§ **SHORT TASK**: Count how many lines of the data include "this". The answer is that number and nothing else.

§ **DATA FOR PROCESSING**:
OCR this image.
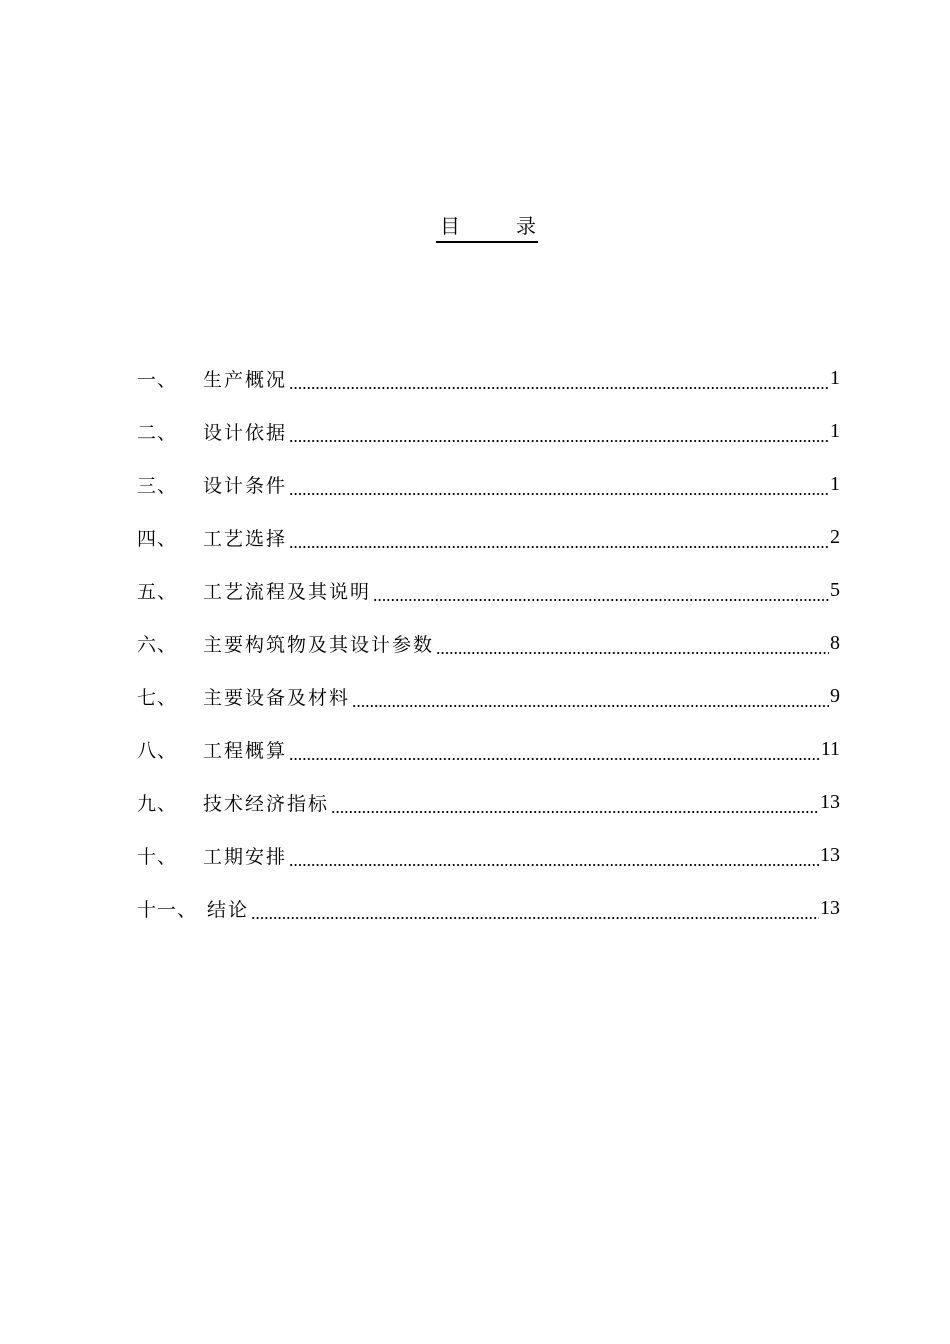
目	录
一、	生产概况	1
二、	设计依据	1
三、	设计条件	1
四、	工艺选择	2
五、	工艺流程及其说明	5
六、	主要构筑物及其设计参数	8
七、	主要设备及材料	9
八、	工程概算	11
九、	技术经济指标	13
十、	工期安排	13
十一、 结论	13
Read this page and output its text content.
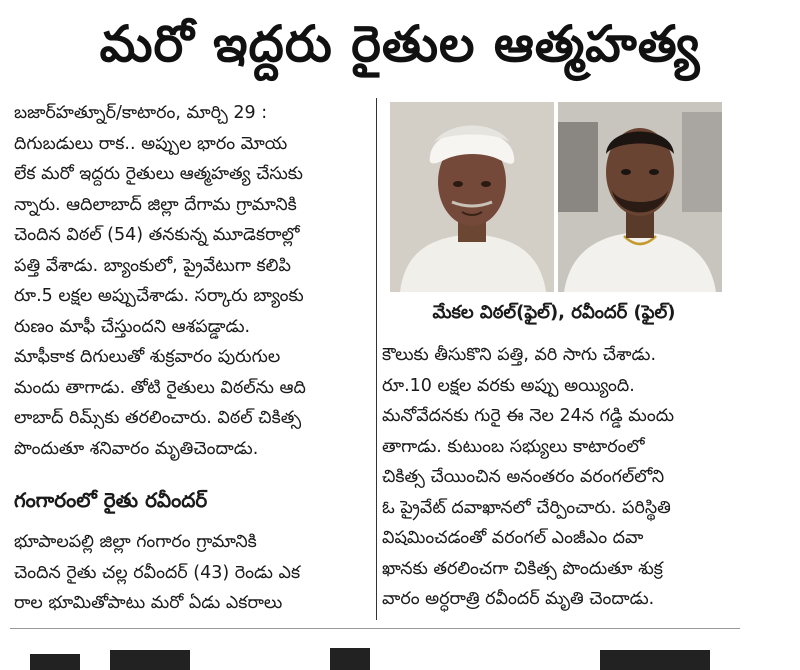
మరో ఇద్దరు రైతుల ఆత్మహత్య

బజార్‌హత్నూర్/కాటారం, మార్చి 29 :

దిగుబడులు రాక.. అప్పుల భారం మోయ

లేక మరో ఇద్దరు రైతులు ఆత్మహత్య చేసుకు

న్నారు. ఆదిలాబాద్ జిల్లా దేగామ గ్రామానికి

చెందిన విఠల్ (54) తనకున్న మూడెకరాల్లో

పత్తి వేశాడు. బ్యాంకులో, ప్రైవేటుగా కలిపి

రూ.5 లక్షల అప్పుచేశాడు. సర్కారు బ్యాంకు

రుణం మాఫీ చేస్తుందని ఆశపడ్డాడు.

మాఫీకాక దిగులుతో శుక్రవారం పురుగుల

మందు తాగాడు. తోటి రైతులు విఠల్‌ను ఆది

లాబాద్ రిమ్స్‌కు తరలించారు. విఠల్ చికిత్స

పొందుతూ శనివారం మృతిచెందాడు.

గంగారంలో రైతు రవీందర్

భూపాలపల్లి జిల్లా గంగారం గ్రామానికి

చెందిన రైతు చల్ల రవీందర్ (43) రెండు ఎక

రాల భూమితోపాటు మరో ఏడు ఎకరాలు

మేకల విఠల్(ఫైల్), రవీందర్ (ఫైల్)

కౌలుకు తీసుకొని పత్తి, వరి సాగు చేశాడు.

రూ.10 లక్షల వరకు అప్పు అయ్యింది.

మనోవేదనకు గురై ఈ నెల 24న గడ్డి మందు

తాగాడు. కుటుంబ సభ్యులు కాటారంలో

చికిత్స చేయించిన అనంతరం వరంగల్‌లోని

ఓ ప్రైవేట్ దవాఖానలో చేర్పించారు. పరిస్థితి

విషమించడంతో వరంగల్ ఎంజీఎం దవా

ఖానకు తరలించగా చికిత్స పొందుతూ శుక్ర

వారం అర్ధరాత్రి రవీందర్ మృతి చెందాడు.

§ **WRITTEN SOLUTION**: 2